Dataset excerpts
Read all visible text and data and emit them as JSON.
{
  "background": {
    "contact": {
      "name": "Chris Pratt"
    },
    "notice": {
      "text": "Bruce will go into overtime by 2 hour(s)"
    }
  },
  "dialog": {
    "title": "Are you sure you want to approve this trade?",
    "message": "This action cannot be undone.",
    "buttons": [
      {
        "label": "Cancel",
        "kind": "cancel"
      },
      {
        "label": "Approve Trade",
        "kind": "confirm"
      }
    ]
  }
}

• [SET EXERCISE] Write out every entry again, keeping each line exactly the same.

• [PROBLEM SOLUTION]
Read all visible text and data and emit them as JSON.
{
  "background": {
    "contact": {
      "name": "Chris Pratt"
    },
    "notice": {
      "text": "Bruce will go into overtime by 2 hour(s)"
    }
  },
  "dialog": {
    "title": "Are you sure you want to approve this trade?",
    "message": "This action cannot be undone.",
    "buttons": [
      {
        "label": "Cancel",
        "kind": "cancel"
      },
      {
        "label": "Approve Trade",
        "kind": "confirm"
      }
    ]
  }
}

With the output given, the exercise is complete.